▶ [Trabajo requerido]: Reescribe todas las filas que aparecen abajo como una lista numerada y omite las líneas en blanco.

▶ [Extractos de datos]:

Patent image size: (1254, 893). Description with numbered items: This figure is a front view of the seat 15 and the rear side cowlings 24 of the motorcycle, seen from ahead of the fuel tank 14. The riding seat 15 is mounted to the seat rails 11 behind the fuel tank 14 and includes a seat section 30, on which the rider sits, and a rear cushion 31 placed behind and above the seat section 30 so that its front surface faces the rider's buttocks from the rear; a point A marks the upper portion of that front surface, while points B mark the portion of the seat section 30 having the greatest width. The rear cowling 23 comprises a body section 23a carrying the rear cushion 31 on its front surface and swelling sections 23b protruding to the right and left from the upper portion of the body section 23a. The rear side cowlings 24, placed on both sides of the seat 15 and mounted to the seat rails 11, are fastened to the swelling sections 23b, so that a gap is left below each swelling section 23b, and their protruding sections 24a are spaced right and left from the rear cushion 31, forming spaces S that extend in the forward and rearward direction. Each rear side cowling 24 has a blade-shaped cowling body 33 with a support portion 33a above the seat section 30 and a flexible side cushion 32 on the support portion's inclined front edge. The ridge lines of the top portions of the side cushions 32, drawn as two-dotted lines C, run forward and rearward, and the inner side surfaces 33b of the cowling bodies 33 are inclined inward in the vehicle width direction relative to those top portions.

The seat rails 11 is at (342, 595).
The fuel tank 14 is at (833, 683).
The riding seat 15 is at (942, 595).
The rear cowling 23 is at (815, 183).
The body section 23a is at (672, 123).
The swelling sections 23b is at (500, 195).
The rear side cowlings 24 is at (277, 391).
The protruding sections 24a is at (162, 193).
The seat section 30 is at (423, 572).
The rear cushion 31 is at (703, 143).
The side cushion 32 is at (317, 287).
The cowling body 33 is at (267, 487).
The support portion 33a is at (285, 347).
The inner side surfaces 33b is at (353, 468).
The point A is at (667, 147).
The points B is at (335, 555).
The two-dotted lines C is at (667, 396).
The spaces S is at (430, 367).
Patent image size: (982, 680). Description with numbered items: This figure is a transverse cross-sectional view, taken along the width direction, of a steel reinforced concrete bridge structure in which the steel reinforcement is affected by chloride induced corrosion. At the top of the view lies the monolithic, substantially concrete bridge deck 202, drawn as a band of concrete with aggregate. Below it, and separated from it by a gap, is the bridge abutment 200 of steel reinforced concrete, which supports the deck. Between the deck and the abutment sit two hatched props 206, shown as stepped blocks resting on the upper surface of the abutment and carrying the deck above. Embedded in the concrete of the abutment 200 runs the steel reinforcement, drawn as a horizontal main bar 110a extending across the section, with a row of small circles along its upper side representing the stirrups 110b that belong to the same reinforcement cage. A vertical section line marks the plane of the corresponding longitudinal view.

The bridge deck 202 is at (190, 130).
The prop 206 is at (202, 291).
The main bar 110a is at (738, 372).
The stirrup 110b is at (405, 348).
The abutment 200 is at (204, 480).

▶ [Resultado obtenido]:
1. Patent image size: (1254, 893). Description with numbered items: This figure is a front view of the seat 15 and the rear side cowlings 24 of the motorcycle, seen from ahead of the fuel tank 14. The riding seat 15 is mounted to the seat rails 11 behind the fuel tank 14 and includes a seat section 30, on which the rider sits, and a rear cushion 31 placed behind and above the seat section 30 so that its front surface faces the rider's buttocks from the rear; a point A marks the upper portion of that front surface, while points B mark the portion of the seat section 30 having the greatest width. The rear cowling 23 comprises a body section 23a carrying the rear cushion 31 on its front surface and swelling sections 23b protruding to the right and left from the upper portion of the body section 23a. The rear side cowlings 24, placed on both sides of the seat 15 and mounted to the seat rails 11, are fastened to the swelling sections 23b, so that a gap is left below each swelling section 23b, and their protruding sections 24a are spaced right and left from the rear cushion 31, forming spaces S that extend in the forward and rearward direction. Each rear side cowling 24 has a blade-shaped cowling body 33 with a support portion 33a above the seat section 30 and a flexible side cushion 32 on the support portion's inclined front edge. The ridge lines of the top portions of the side cushions 32, drawn as two-dotted lines C, run forward and rearward, and the inner side surfaces 33b of the cowling bodies 33 are inclined inward in the vehicle width direction relative to those top portions.
2. The seat rails 11 is at (342, 595).
3. The fuel tank 14 is at (833, 683).
4. The riding seat 15 is at (942, 595).
5. The rear cowling 23 is at (815, 183).
6. The body section 23a is at (672, 123).
7. The swelling sections 23b is at (500, 195).
8. The rear side cowlings 24 is at (277, 391).
9. The protruding sections 24a is at (162, 193).
10. The seat section 30 is at (423, 572).
11. The rear cushion 31 is at (703, 143).
12. The side cushion 32 is at (317, 287).
13. The cowling body 33 is at (267, 487).
14. The support portion 33a is at (285, 347).
15. The inner side surfaces 33b is at (353, 468).
16. The point A is at (667, 147).
17. The points B is at (335, 555).
18. The two-dotted lines C is at (667, 396).
19. The spaces S is at (430, 367).
20. Patent image size: (982, 680). Description with numbered items: This figure is a transverse cross-sectional view, taken along the width direction, of a steel reinforced concrete bridge structure in which the steel reinforcement is affected by chloride induced corrosion. At the top of the view lies the monolithic, substantially concrete bridge deck 202, drawn as a band of concrete with aggregate. Below it, and separated from it by a gap, is the bridge abutment 200 of steel reinforced concrete, which supports the deck. Between the deck and the abutment sit two hatched props 206, shown as stepped blocks resting on the upper surface of the abutment and carrying the deck above. Embedded in the concrete of the abutment 200 runs the steel reinforcement, drawn as a horizontal main bar 110a extending across the section, with a row of small circles along its upper side representing the stirrups 110b that belong to the same reinforcement cage. A vertical section line marks the plane of the corresponding longitudinal view.
21. The bridge deck 202 is at (190, 130).
22. The prop 206 is at (202, 291).
23. The main bar 110a is at (738, 372).
24. The stirrup 110b is at (405, 348).
25. The abutment 200 is at (204, 480).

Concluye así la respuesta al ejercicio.